───── Task input

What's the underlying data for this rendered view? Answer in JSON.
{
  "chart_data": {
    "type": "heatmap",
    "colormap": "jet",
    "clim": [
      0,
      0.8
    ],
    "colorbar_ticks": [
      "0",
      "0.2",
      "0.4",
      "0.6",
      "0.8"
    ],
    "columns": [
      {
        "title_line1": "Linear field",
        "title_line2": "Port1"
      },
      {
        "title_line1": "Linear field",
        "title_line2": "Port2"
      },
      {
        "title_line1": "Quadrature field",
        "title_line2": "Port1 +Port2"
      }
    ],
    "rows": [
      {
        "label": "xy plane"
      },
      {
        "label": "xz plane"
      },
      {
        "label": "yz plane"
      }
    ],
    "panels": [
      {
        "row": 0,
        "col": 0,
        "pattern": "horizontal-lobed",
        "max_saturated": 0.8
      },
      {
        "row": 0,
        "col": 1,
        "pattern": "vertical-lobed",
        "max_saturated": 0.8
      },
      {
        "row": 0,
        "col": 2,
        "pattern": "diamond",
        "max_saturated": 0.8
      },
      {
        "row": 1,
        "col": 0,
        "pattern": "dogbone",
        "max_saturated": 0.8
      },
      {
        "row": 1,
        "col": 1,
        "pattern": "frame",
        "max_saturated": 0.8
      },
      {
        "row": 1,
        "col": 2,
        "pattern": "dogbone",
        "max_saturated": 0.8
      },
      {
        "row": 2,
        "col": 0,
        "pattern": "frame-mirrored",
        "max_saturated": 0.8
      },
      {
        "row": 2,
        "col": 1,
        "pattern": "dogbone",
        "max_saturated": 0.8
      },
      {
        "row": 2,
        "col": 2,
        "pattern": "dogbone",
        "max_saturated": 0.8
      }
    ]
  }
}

──────────

Locate each line with the word "label" and copy it.

        "label": "xy plane"
        "label": "xz plane"
        "label": "yz plane"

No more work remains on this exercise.